Can you transcribe every record below exactly as it appears?

(Extracted data entries)

........

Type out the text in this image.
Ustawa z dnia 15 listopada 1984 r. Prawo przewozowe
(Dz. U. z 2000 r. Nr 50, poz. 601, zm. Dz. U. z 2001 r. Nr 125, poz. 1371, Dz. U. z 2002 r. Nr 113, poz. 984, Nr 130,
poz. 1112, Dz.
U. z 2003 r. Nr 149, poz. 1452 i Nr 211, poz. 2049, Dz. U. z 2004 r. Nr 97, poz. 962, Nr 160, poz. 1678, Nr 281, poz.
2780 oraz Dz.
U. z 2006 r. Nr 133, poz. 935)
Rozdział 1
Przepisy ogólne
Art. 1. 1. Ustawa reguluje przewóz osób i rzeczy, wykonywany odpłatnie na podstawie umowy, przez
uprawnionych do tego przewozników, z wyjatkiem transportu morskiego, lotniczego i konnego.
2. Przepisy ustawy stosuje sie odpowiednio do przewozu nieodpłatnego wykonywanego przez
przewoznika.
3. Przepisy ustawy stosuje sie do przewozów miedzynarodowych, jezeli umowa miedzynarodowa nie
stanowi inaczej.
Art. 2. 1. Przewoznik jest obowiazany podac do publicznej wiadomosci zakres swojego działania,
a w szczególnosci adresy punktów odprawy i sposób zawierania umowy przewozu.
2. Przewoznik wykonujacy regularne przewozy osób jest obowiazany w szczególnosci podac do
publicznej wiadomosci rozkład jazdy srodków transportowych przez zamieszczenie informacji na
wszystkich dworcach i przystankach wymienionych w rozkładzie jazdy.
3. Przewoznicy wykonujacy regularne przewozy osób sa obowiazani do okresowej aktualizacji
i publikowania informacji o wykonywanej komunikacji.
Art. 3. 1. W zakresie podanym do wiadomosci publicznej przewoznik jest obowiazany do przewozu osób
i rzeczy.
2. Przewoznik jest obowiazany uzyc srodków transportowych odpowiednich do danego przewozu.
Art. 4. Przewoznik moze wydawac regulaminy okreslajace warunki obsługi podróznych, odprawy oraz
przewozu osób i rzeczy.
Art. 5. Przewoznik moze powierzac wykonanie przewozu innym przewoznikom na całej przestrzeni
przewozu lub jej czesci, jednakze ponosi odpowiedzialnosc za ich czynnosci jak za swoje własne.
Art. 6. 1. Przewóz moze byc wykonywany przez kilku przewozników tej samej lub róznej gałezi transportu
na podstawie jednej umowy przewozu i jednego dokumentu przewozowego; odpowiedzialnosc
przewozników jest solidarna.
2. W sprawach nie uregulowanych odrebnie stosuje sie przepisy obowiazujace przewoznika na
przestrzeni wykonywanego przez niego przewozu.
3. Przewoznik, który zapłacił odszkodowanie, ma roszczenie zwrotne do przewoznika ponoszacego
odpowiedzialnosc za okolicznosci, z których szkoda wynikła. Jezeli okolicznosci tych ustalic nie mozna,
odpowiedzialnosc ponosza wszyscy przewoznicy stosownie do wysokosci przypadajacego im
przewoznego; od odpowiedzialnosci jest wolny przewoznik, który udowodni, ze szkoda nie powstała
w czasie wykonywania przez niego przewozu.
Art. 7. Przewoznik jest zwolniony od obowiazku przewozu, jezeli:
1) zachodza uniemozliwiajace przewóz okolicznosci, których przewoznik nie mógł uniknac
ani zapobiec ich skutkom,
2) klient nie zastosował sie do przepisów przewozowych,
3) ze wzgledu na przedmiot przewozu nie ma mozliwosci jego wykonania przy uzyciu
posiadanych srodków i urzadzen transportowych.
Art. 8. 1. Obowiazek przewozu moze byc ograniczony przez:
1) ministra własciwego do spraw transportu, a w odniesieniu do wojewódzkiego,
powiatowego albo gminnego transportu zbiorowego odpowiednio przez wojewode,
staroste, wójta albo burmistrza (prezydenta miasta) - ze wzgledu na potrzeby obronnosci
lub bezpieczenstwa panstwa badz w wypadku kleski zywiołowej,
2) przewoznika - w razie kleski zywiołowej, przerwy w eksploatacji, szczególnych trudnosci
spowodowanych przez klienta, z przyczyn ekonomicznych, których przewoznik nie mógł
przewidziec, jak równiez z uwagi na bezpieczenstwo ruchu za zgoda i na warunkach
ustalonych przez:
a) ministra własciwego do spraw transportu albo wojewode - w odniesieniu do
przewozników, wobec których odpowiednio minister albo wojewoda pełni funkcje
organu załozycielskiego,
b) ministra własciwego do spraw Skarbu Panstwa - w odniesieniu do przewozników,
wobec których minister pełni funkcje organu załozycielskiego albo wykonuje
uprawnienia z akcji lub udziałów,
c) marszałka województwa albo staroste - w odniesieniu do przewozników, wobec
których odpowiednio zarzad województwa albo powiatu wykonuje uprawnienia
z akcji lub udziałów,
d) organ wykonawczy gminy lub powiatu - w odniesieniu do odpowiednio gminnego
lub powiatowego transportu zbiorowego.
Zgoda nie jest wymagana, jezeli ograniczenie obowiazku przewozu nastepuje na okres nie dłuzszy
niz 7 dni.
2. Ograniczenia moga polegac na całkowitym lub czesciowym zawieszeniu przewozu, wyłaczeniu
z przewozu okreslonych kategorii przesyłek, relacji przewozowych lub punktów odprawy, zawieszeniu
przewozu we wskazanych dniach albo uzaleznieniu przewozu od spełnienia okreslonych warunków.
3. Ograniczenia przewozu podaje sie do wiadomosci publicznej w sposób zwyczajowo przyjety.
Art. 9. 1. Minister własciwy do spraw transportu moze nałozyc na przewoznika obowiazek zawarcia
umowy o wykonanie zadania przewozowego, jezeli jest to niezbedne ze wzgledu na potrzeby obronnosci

........

• Solution:
Type out the text in this image.
Ustawa z dnia 15 listopada 1984 r. Prawo przewozowe
(Dz. U. z 2000 r. Nr 50, poz. 601, zm. Dz. U. z 2001 r. Nr 125, poz. 1371, Dz. U. z 2002 r. Nr 113, poz. 984, Nr 130,
poz. 1112, Dz.
U. z 2003 r. Nr 149, poz. 1452 i Nr 211, poz. 2049, Dz. U. z 2004 r. Nr 97, poz. 962, Nr 160, poz. 1678, Nr 281, poz.
2780 oraz Dz.
U. z 2006 r. Nr 133, poz. 935)
Rozdział 1
Przepisy ogólne
Art. 1. 1. Ustawa reguluje przewóz osób i rzeczy, wykonywany odpłatnie na podstawie umowy, przez
uprawnionych do tego przewozników, z wyjatkiem transportu morskiego, lotniczego i konnego.
2. Przepisy ustawy stosuje sie odpowiednio do przewozu nieodpłatnego wykonywanego przez
przewoznika.
3. Przepisy ustawy stosuje sie do przewozów miedzynarodowych, jezeli umowa miedzynarodowa nie
stanowi inaczej.
Art. 2. 1. Przewoznik jest obowiazany podac do publicznej wiadomosci zakres swojego działania,
a w szczególnosci adresy punktów odprawy i sposób zawierania umowy przewozu.
2. Przewoznik wykonujacy regularne przewozy osób jest obowiazany w szczególnosci podac do
publicznej wiadomosci rozkład jazdy srodków transportowych przez zamieszczenie informacji na
wszystkich dworcach i przystankach wymienionych w rozkładzie jazdy.
3. Przewoznicy wykonujacy regularne przewozy osób sa obowiazani do okresowej aktualizacji
i publikowania informacji o wykonywanej komunikacji.
Art. 3. 1. W zakresie podanym do wiadomosci publicznej przewoznik jest obowiazany do przewozu osób
i rzeczy.
2. Przewoznik jest obowiazany uzyc srodków transportowych odpowiednich do danego przewozu.
Art. 4. Przewoznik moze wydawac regulaminy okreslajace warunki obsługi podróznych, odprawy oraz
przewozu osób i rzeczy.
Art. 5. Przewoznik moze powierzac wykonanie przewozu innym przewoznikom na całej przestrzeni
przewozu lub jej czesci, jednakze ponosi odpowiedzialnosc za ich czynnosci jak za swoje własne.
Art. 6. 1. Przewóz moze byc wykonywany przez kilku przewozników tej samej lub róznej gałezi transportu
na podstawie jednej umowy przewozu i jednego dokumentu przewozowego; odpowiedzialnosc
przewozników jest solidarna.
2. W sprawach nie uregulowanych odrebnie stosuje sie przepisy obowiazujace przewoznika na
przestrzeni wykonywanego przez niego przewozu.
3. Przewoznik, który zapłacił odszkodowanie, ma roszczenie zwrotne do przewoznika ponoszacego
odpowiedzialnosc za okolicznosci, z których szkoda wynikła. Jezeli okolicznosci tych ustalic nie mozna,
odpowiedzialnosc ponosza wszyscy przewoznicy stosownie do wysokosci przypadajacego im
przewoznego; od odpowiedzialnosci jest wolny przewoznik, który udowodni, ze szkoda nie powstała
w czasie wykonywania przez niego przewozu.
Art. 7. Przewoznik jest zwolniony od obowiazku przewozu, jezeli:
1) zachodza uniemozliwiajace przewóz okolicznosci, których przewoznik nie mógł uniknac
ani zapobiec ich skutkom,
2) klient nie zastosował sie do przepisów przewozowych,
3) ze wzgledu na przedmiot przewozu nie ma mozliwosci jego wykonania przy uzyciu
posiadanych srodków i urzadzen transportowych.
Art. 8. 1. Obowiazek przewozu moze byc ograniczony przez:
1) ministra własciwego do spraw transportu, a w odniesieniu do wojewódzkiego,
powiatowego albo gminnego transportu zbiorowego odpowiednio przez wojewode,
staroste, wójta albo burmistrza (prezydenta miasta) - ze wzgledu na potrzeby obronnosci
lub bezpieczenstwa panstwa badz w wypadku kleski zywiołowej,
2) przewoznika - w razie kleski zywiołowej, przerwy w eksploatacji, szczególnych trudnosci
spowodowanych przez klienta, z przyczyn ekonomicznych, których przewoznik nie mógł
przewidziec, jak równiez z uwagi na bezpieczenstwo ruchu za zgoda i na warunkach
ustalonych przez:
a) ministra własciwego do spraw transportu albo wojewode - w odniesieniu do
przewozników, wobec których odpowiednio minister albo wojewoda pełni funkcje
organu załozycielskiego,
b) ministra własciwego do spraw Skarbu Panstwa - w odniesieniu do przewozników,
wobec których minister pełni funkcje organu załozycielskiego albo wykonuje
uprawnienia z akcji lub udziałów,
c) marszałka województwa albo staroste - w odniesieniu do przewozników, wobec
których odpowiednio zarzad województwa albo powiatu wykonuje uprawnienia
z akcji lub udziałów,
d) organ wykonawczy gminy lub powiatu - w odniesieniu do odpowiednio gminnego
lub powiatowego transportu zbiorowego.
Zgoda nie jest wymagana, jezeli ograniczenie obowiazku przewozu nastepuje na okres nie dłuzszy
niz 7 dni.
2. Ograniczenia moga polegac na całkowitym lub czesciowym zawieszeniu przewozu, wyłaczeniu
z przewozu okreslonych kategorii przesyłek, relacji przewozowych lub punktów odprawy, zawieszeniu
przewozu we wskazanych dniach albo uzaleznieniu przewozu od spełnienia okreslonych warunków.
3. Ograniczenia przewozu podaje sie do wiadomosci publicznej w sposób zwyczajowo przyjety.
Art. 9. 1. Minister własciwy do spraw transportu moze nałozyc na przewoznika obowiazek zawarcia
umowy o wykonanie zadania przewozowego, jezeli jest to niezbedne ze wzgledu na potrzeby obronnosci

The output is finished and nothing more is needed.